EXERCISE — What follows is a set of records; repeat all of them exactly.

DATA SUPPLIED —
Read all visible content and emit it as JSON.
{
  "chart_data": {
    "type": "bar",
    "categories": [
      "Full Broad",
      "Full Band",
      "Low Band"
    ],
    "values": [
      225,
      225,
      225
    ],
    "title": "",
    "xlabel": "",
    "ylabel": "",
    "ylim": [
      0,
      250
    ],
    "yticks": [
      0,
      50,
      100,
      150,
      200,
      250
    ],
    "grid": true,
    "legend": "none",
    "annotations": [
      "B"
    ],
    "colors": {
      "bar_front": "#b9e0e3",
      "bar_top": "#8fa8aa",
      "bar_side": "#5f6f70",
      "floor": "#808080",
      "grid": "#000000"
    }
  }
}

WRITTEN RESPONSE —
Read all visible content and emit it as JSON.
{
  "chart_data": {
    "type": "bar",
    "categories": [
      "Full Broad",
      "Full Band",
      "Low Band"
    ],
    "values": [
      225,
      225,
      225
    ],
    "title": "",
    "xlabel": "",
    "ylabel": "",
    "ylim": [
      0,
      250
    ],
    "yticks": [
      0,
      50,
      100,
      150,
      200,
      250
    ],
    "grid": true,
    "legend": "none",
    "annotations": [
      "B"
    ],
    "colors": {
      "bar_front": "#b9e0e3",
      "bar_top": "#8fa8aa",
      "bar_side": "#5f6f70",
      "floor": "#808080",
      "grid": "#000000"
    }
  }
}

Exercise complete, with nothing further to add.